→ **Supplied data**:
_ _ _ _

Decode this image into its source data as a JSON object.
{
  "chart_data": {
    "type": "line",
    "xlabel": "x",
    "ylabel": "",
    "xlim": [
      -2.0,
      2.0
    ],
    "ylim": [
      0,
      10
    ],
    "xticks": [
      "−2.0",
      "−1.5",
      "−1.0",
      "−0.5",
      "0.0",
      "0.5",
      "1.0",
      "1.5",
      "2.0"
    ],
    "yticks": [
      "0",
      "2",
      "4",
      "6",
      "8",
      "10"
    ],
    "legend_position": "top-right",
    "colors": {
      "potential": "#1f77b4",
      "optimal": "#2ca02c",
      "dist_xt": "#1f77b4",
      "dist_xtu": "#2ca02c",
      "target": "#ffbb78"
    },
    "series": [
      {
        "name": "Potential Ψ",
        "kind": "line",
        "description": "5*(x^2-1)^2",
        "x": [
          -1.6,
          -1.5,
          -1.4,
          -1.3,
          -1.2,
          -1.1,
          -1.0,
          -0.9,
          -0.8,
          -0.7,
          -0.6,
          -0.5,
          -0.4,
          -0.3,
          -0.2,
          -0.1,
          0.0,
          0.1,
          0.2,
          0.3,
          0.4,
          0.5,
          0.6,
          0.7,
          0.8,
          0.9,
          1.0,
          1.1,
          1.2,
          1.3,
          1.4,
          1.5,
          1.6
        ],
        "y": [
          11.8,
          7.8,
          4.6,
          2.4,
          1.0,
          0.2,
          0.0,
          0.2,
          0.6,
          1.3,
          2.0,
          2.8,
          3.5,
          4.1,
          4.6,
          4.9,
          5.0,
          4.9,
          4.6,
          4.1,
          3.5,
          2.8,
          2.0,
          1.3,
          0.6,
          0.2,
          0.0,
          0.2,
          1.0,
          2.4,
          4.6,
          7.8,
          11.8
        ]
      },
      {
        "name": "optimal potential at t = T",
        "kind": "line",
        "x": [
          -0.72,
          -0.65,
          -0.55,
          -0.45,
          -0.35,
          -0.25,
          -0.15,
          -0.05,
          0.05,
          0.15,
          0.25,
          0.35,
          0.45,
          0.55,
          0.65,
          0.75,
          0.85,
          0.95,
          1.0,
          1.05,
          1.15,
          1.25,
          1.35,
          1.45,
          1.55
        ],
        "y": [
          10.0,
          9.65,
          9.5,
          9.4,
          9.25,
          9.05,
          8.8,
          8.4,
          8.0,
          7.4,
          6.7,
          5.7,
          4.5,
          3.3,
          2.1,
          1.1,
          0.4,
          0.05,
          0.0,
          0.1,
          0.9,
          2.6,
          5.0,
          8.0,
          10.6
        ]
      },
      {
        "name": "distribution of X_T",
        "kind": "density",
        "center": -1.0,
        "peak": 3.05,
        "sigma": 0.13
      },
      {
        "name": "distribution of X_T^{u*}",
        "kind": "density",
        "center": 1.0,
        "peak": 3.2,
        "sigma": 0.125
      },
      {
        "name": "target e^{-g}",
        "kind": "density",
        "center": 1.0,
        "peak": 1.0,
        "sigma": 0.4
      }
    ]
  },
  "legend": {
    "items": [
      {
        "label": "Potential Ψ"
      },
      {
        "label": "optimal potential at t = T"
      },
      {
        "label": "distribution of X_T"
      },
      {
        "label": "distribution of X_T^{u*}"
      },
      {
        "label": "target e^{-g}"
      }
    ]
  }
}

_ _ _ _

Copy out all of the data exactly, leaving nothing out.

→ **Full response**:
Decode this image into its source data as a JSON object.
{
  "chart_data": {
    "type": "line",
    "xlabel": "x",
    "ylabel": "",
    "xlim": [
      -2.0,
      2.0
    ],
    "ylim": [
      0,
      10
    ],
    "xticks": [
      "−2.0",
      "−1.5",
      "−1.0",
      "−0.5",
      "0.0",
      "0.5",
      "1.0",
      "1.5",
      "2.0"
    ],
    "yticks": [
      "0",
      "2",
      "4",
      "6",
      "8",
      "10"
    ],
    "legend_position": "top-right",
    "colors": {
      "potential": "#1f77b4",
      "optimal": "#2ca02c",
      "dist_xt": "#1f77b4",
      "dist_xtu": "#2ca02c",
      "target": "#ffbb78"
    },
    "series": [
      {
        "name": "Potential Ψ",
        "kind": "line",
        "description": "5*(x^2-1)^2",
        "x": [
          -1.6,
          -1.5,
          -1.4,
          -1.3,
          -1.2,
          -1.1,
          -1.0,
          -0.9,
          -0.8,
          -0.7,
          -0.6,
          -0.5,
          -0.4,
          -0.3,
          -0.2,
          -0.1,
          0.0,
          0.1,
          0.2,
          0.3,
          0.4,
          0.5,
          0.6,
          0.7,
          0.8,
          0.9,
          1.0,
          1.1,
          1.2,
          1.3,
          1.4,
          1.5,
          1.6
        ],
        "y": [
          11.8,
          7.8,
          4.6,
          2.4,
          1.0,
          0.2,
          0.0,
          0.2,
          0.6,
          1.3,
          2.0,
          2.8,
          3.5,
          4.1,
          4.6,
          4.9,
          5.0,
          4.9,
          4.6,
          4.1,
          3.5,
          2.8,
          2.0,
          1.3,
          0.6,
          0.2,
          0.0,
          0.2,
          1.0,
          2.4,
          4.6,
          7.8,
          11.8
        ]
      },
      {
        "name": "optimal potential at t = T",
        "kind": "line",
        "x": [
          -0.72,
          -0.65,
          -0.55,
          -0.45,
          -0.35,
          -0.25,
          -0.15,
          -0.05,
          0.05,
          0.15,
          0.25,
          0.35,
          0.45,
          0.55,
          0.65,
          0.75,
          0.85,
          0.95,
          1.0,
          1.05,
          1.15,
          1.25,
          1.35,
          1.45,
          1.55
        ],
        "y": [
          10.0,
          9.65,
          9.5,
          9.4,
          9.25,
          9.05,
          8.8,
          8.4,
          8.0,
          7.4,
          6.7,
          5.7,
          4.5,
          3.3,
          2.1,
          1.1,
          0.4,
          0.05,
          0.0,
          0.1,
          0.9,
          2.6,
          5.0,
          8.0,
          10.6
        ]
      },
      {
        "name": "distribution of X_T",
        "kind": "density",
        "center": -1.0,
        "peak": 3.05,
        "sigma": 0.13
      },
      {
        "name": "distribution of X_T^{u*}",
        "kind": "density",
        "center": 1.0,
        "peak": 3.2,
        "sigma": 0.125
      },
      {
        "name": "target e^{-g}",
        "kind": "density",
        "center": 1.0,
        "peak": 1.0,
        "sigma": 0.4
      }
    ]
  },
  "legend": {
    "items": [
      {
        "label": "Potential Ψ"
      },
      {
        "label": "optimal potential at t = T"
      },
      {
        "label": "distribution of X_T"
      },
      {
        "label": "distribution of X_T^{u*}"
      },
      {
        "label": "target e^{-g}"
      }
    ]
  }
}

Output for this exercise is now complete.